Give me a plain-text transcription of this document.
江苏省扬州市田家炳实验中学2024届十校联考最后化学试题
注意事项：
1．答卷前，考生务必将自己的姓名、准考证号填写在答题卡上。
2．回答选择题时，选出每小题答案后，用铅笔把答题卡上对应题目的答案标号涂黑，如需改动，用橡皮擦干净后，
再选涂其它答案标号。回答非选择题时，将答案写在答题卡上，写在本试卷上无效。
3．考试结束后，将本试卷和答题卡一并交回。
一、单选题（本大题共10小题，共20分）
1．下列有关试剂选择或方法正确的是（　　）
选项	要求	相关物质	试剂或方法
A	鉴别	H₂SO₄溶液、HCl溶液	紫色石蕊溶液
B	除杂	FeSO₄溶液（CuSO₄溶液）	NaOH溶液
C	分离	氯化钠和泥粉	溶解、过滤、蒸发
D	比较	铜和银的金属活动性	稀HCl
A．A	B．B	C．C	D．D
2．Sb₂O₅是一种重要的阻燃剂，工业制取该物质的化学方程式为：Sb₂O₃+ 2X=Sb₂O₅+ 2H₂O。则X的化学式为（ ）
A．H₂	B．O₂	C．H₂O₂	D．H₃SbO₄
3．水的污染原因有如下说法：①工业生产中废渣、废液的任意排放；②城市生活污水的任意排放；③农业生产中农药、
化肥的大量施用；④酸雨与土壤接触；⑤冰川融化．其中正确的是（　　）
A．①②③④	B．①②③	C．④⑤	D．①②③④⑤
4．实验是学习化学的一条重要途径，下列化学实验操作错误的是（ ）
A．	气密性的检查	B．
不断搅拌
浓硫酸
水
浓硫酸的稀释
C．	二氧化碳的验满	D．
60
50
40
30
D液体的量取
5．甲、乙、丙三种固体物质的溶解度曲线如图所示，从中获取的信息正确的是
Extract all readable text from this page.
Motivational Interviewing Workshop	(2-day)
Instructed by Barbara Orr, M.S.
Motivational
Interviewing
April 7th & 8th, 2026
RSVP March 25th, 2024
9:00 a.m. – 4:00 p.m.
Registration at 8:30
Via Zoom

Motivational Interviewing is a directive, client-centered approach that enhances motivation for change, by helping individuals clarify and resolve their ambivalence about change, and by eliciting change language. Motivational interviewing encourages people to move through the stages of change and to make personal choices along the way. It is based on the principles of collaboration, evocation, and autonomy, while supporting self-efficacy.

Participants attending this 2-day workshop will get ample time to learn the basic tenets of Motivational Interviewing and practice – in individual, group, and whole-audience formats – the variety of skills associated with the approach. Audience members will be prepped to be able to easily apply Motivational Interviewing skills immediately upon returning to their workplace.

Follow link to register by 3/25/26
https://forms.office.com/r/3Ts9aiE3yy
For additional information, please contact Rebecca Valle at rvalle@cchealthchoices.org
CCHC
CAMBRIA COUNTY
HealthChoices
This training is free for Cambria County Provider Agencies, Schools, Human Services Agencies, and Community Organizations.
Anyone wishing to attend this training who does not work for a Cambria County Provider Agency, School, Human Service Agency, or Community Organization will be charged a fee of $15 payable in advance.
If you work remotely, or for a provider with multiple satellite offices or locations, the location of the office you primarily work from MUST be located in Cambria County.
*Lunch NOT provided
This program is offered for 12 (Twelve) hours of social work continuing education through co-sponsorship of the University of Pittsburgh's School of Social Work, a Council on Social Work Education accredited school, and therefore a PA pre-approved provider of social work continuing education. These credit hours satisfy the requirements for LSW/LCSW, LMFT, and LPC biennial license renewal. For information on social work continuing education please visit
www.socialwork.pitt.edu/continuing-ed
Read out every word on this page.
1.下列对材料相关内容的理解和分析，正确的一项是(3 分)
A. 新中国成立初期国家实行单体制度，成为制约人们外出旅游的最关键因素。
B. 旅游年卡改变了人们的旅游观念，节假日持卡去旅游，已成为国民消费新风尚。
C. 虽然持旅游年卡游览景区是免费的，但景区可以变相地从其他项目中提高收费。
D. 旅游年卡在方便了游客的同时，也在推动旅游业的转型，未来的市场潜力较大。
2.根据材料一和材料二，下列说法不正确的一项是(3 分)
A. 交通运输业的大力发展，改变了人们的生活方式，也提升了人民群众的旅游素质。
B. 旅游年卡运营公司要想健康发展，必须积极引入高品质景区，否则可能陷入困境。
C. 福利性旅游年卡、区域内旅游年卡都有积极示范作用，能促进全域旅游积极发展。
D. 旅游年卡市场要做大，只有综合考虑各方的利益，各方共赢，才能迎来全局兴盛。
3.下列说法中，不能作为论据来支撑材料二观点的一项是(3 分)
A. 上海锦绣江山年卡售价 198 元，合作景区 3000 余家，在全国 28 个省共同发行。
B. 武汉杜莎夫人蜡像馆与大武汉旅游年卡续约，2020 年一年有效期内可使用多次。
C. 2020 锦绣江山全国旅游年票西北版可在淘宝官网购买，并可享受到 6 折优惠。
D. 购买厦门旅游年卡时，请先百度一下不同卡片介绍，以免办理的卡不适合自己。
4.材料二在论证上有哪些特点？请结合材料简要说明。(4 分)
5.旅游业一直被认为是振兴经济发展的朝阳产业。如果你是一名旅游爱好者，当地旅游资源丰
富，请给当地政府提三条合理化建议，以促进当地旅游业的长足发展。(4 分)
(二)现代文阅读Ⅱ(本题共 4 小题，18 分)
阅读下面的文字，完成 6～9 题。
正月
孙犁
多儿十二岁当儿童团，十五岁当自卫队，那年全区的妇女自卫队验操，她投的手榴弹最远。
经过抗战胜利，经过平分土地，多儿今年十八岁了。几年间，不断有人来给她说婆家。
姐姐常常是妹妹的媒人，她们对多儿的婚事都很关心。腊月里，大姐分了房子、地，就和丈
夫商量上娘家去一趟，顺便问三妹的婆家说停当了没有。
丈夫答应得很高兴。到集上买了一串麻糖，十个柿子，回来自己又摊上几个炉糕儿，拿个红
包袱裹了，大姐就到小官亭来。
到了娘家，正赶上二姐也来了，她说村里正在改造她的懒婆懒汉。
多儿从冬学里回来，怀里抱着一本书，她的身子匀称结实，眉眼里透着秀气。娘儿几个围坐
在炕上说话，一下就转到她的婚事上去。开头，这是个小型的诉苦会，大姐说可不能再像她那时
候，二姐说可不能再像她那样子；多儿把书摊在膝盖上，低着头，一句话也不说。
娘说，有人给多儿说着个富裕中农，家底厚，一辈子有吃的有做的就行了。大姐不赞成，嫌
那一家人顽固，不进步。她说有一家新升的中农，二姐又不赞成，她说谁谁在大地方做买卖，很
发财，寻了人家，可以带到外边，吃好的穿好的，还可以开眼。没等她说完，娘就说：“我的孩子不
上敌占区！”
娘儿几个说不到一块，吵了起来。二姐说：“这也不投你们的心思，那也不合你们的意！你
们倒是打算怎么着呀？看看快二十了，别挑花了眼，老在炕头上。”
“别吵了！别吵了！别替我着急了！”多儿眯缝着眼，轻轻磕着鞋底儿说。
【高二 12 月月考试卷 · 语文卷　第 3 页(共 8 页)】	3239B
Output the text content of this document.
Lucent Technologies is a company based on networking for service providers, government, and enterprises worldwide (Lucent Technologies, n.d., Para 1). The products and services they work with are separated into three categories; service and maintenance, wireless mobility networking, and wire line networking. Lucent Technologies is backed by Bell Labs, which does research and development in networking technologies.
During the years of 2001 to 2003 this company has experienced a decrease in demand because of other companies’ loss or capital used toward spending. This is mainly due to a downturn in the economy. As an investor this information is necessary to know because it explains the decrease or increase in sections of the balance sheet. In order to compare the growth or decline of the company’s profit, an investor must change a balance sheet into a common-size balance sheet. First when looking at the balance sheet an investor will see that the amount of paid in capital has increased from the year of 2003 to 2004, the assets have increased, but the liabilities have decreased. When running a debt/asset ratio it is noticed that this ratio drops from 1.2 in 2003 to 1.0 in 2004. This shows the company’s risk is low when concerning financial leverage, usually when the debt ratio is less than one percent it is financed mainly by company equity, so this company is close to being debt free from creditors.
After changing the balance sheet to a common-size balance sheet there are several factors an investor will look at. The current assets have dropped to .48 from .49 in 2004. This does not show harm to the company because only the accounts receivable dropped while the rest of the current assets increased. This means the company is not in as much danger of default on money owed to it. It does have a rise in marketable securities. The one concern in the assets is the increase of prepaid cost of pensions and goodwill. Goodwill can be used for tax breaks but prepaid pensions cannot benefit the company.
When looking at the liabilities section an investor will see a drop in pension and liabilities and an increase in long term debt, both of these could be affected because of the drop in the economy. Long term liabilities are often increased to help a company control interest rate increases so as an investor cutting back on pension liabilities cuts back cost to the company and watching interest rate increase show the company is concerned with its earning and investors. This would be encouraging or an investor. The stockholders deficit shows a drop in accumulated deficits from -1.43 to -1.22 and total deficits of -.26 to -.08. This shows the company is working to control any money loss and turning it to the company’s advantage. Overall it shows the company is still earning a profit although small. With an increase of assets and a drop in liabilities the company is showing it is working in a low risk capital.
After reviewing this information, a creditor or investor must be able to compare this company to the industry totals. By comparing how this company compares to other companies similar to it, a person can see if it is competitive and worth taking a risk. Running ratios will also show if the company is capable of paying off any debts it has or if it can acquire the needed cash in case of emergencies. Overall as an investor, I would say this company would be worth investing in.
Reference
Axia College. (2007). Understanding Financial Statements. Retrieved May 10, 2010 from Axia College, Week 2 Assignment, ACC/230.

┄┄┄┄┄┄┄┄┄┄┄┄┄┄┄┄┄┄┄┄

Wherever a line in the data above holds "Interviewing", copy that line.

Motivational Interviewing Workshop	(2-day)
Interviewing
Motivational Interviewing is a directive, client-centered approach that enhances motivation for change, by helping individuals clarify and resolve their ambivalence about change, and by eliciting change language. Motivational interviewing encourages people to move through the stages of change and to make personal choices along the way. It is based on the principles of collaboration, evocation, and autonomy, while supporting self-efficacy.
Participants attending this 2-day workshop will get ample time to learn the basic tenets of Motivational Interviewing and practice – in individual, group, and whole-audience formats – the variety of skills associated with the approach. Audience members will be prepped to be able to easily apply Motivational Interviewing skills immediately upon returning to their workplace.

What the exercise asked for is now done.